### What this task involves
Return the full material exactly.

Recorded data
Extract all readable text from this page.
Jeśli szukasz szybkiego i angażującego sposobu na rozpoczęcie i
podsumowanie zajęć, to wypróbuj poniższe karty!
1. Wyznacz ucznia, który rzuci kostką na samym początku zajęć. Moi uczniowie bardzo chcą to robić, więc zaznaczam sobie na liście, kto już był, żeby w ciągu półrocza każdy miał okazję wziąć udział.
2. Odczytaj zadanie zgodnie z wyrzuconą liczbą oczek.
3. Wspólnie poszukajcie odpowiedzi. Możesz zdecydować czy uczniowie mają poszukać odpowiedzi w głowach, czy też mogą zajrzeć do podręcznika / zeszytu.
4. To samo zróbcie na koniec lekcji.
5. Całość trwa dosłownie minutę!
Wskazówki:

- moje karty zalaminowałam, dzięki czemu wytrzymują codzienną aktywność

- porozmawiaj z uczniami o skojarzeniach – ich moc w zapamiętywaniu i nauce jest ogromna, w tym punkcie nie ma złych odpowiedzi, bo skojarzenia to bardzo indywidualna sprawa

### The solution
Extract all readable text from this page.
Jeśli szukasz szybkiego i angażującego sposobu na rozpoczęcie i
podsumowanie zajęć, to wypróbuj poniższe karty!
1. Wyznacz ucznia, który rzuci kostką na samym początku zajęć. Moi uczniowie bardzo chcą to robić, więc zaznaczam sobie na liście, kto już był, żeby w ciągu półrocza każdy miał okazję wziąć udział.
2. Odczytaj zadanie zgodnie z wyrzuconą liczbą oczek.
3. Wspólnie poszukajcie odpowiedzi. Możesz zdecydować czy uczniowie mają poszukać odpowiedzi w głowach, czy też mogą zajrzeć do podręcznika / zeszytu.
4. To samo zróbcie na koniec lekcji.
5. Całość trwa dosłownie minutę!
Wskazówki:

- moje karty zalaminowałam, dzięki czemu wytrzymują codzienną aktywność

- porozmawiaj z uczniami o skojarzeniach – ich moc w zapamiętywaniu i nauce jest ogromna, w tym punkcie nie ma złych odpowiedzi, bo skojarzenia to bardzo indywidualna sprawa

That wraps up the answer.